• [TASK 1]: According to the text on food types, where can a food item's level be found?
• [TASK 2]: Write the next part of the text on food types, picking up after its last sentence.

• [TEXT PROVIDED]:
***

There are six main types of food: bread, fish, fungi, meat, cheese, and fruit. The main difference between types of food is that the various types of hunter pets are only able to eat certain kinds of foods. Player characters can eat all six main types.

Which type a food item is is not always clear; it is not explicitly stated in the item tooltip. The best indication is the item name and the graphic icon representing the item, using common sense to figure out which food category a food item belongs to. Beyond that, it boils down to trial and error. Fortunately, there is no in-game penalty for attempting to feed your pet something it will not eat. (The food item level, which is also relevant to feeding pets, can be found in the tool tip).

For meat and fish, there is also a distinction between food that is ready to eat, which is a consumable, and food ingredients, using in cooking food, which are trade goods. Player characters can only eat consumable food, but hunter pets can often eat food ingredients.

***

[Annotated element entries]
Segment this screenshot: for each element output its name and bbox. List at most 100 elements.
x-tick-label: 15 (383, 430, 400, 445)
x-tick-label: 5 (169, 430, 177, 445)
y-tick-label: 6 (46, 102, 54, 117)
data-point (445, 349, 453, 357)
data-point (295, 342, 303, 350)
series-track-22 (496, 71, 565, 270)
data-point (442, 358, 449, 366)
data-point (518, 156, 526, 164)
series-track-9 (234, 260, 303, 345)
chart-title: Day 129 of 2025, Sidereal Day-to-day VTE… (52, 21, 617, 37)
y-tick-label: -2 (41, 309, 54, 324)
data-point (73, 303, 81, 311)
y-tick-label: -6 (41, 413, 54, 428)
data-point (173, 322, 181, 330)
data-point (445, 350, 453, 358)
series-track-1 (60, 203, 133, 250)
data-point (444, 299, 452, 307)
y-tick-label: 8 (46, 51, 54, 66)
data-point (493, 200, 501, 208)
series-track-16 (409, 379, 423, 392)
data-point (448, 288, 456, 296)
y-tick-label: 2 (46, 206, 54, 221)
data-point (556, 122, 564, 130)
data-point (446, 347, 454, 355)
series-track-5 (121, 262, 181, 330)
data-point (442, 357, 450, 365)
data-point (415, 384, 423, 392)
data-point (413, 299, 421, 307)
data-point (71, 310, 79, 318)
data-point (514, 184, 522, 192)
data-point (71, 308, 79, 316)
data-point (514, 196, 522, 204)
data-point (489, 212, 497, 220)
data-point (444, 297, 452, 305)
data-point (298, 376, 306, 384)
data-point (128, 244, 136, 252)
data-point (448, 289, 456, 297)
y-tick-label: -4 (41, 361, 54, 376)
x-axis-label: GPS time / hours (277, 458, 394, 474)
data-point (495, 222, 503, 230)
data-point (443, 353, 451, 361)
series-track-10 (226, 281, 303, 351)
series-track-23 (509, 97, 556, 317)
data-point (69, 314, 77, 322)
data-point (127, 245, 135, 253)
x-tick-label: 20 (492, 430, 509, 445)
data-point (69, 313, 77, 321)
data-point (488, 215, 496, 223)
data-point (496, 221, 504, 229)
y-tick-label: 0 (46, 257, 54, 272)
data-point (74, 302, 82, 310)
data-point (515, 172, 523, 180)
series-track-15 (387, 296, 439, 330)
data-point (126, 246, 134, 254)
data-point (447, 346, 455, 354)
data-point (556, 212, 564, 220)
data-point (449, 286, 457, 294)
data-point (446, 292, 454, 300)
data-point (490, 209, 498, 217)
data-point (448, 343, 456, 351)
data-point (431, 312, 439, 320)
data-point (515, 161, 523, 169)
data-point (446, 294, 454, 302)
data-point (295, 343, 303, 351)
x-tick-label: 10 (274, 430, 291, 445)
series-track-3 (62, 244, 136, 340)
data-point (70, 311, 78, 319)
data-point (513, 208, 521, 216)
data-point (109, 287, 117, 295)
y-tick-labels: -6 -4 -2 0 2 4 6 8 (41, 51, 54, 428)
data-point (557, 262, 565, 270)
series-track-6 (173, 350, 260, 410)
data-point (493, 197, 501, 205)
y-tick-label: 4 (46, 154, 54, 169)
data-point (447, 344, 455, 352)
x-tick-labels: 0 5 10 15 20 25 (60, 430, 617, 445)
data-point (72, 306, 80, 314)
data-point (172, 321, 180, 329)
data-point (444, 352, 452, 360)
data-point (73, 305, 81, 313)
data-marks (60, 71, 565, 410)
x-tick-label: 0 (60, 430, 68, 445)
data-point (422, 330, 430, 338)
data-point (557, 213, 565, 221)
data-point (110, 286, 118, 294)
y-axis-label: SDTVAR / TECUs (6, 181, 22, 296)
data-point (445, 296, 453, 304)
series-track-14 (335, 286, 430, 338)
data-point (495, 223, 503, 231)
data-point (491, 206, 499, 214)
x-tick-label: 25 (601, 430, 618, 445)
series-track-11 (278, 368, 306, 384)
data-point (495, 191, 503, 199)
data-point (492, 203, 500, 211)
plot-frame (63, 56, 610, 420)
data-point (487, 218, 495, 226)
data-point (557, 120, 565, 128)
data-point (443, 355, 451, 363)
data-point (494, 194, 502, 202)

***

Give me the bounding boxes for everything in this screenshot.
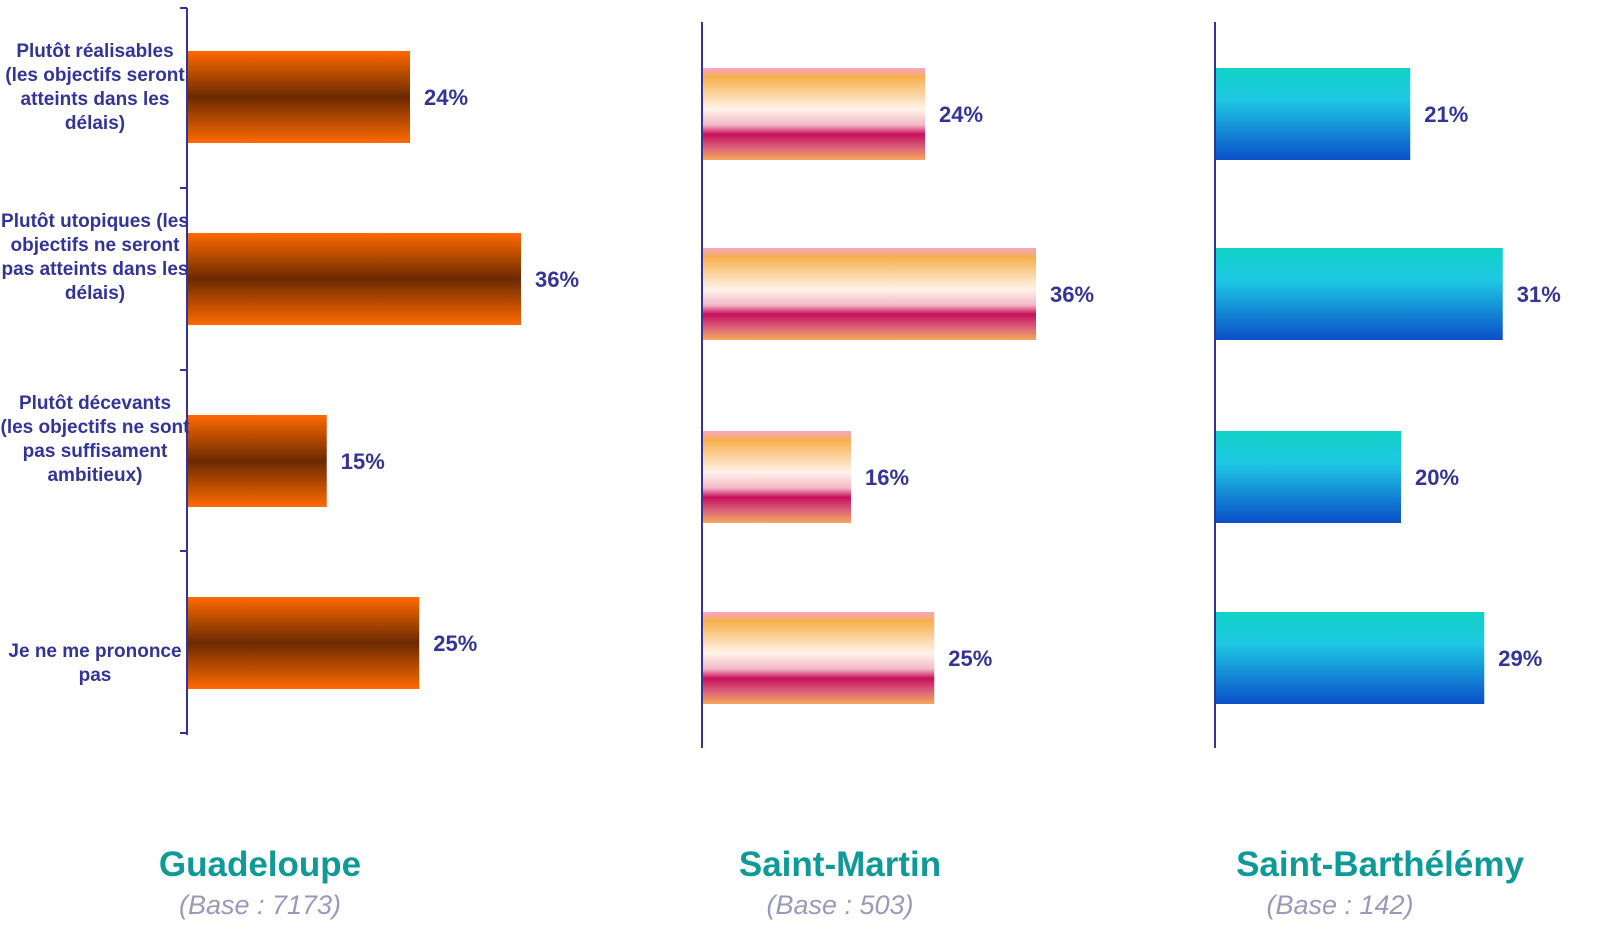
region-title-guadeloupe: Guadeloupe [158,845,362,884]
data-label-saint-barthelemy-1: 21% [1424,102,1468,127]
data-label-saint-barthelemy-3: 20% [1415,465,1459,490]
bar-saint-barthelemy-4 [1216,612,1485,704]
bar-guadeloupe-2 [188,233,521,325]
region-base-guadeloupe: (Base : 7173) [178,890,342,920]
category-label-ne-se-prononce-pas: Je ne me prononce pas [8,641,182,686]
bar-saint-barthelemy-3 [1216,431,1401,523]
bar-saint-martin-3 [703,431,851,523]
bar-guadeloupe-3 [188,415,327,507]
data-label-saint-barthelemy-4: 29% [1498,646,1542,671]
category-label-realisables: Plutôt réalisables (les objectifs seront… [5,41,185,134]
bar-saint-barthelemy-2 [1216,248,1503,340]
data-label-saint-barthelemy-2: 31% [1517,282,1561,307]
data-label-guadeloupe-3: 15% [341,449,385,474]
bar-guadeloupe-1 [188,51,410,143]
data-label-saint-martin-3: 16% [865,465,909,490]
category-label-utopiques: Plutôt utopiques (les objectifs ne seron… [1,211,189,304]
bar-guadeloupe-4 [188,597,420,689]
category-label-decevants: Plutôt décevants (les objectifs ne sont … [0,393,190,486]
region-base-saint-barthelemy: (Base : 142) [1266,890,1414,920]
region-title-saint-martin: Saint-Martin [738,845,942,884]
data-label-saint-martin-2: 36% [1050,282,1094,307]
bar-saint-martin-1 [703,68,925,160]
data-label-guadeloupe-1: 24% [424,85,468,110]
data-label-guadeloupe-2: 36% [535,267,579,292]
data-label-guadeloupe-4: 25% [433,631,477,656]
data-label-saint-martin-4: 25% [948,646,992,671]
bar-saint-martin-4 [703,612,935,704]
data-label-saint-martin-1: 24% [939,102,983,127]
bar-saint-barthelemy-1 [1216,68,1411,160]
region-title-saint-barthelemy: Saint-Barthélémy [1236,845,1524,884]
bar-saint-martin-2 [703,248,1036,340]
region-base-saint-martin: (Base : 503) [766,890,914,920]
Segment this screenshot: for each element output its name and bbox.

***

• [FINAL RESULT 1]: The food item level can be found in the tool tip.

• [FINAL RESULT 2]:
Consumable food will have a description of the food benefits, clearly indicating consumable food status. Food ingredients are merely trade items with little description. Consumable food will have a description of the food benefits in the item tooltip, clearly indicating consumable food status, and will appear in the consumables, food and drink section when browsing the auction house. Food ingredient tooltips are sparse. Food ingredients will appear in the trade goods, meat section when browsing the auction house. This includes eggs and fish ingredients.

Some ingredient fish is consumable as food by a player character even though it is an ingredient, not a consumable. It will have a consumable style tooltip, will typically have the the name Raw Fish-name, and will have less restorative power than it's cooked counterpart.

There may be an additional category of untyped food. Some food ingredients appear to no longer satisfy pets when cooked into a consumable food item (whose type is not as clear). You may experience this with soup and stew items. [Healing Herb], a quest reward, appears to be an example.

Some inventory items are 'food' and use food graphics for their icon, but are not food in the game. These will usually be quest items. Many of the beginning quests are a 'hunt for food' quest that use this type of object. (Similarly, many of the beginning quests are a 'hunt for hides' quest that use hides that are not leather trade goods items.) There are meat and fish maces in the game, and there are food vendor trash items as well, although, see 'Raw food types' below.

There are also non-food items, such as Trophy fish, which can be used as pet food, so the boundaries are not always distinct.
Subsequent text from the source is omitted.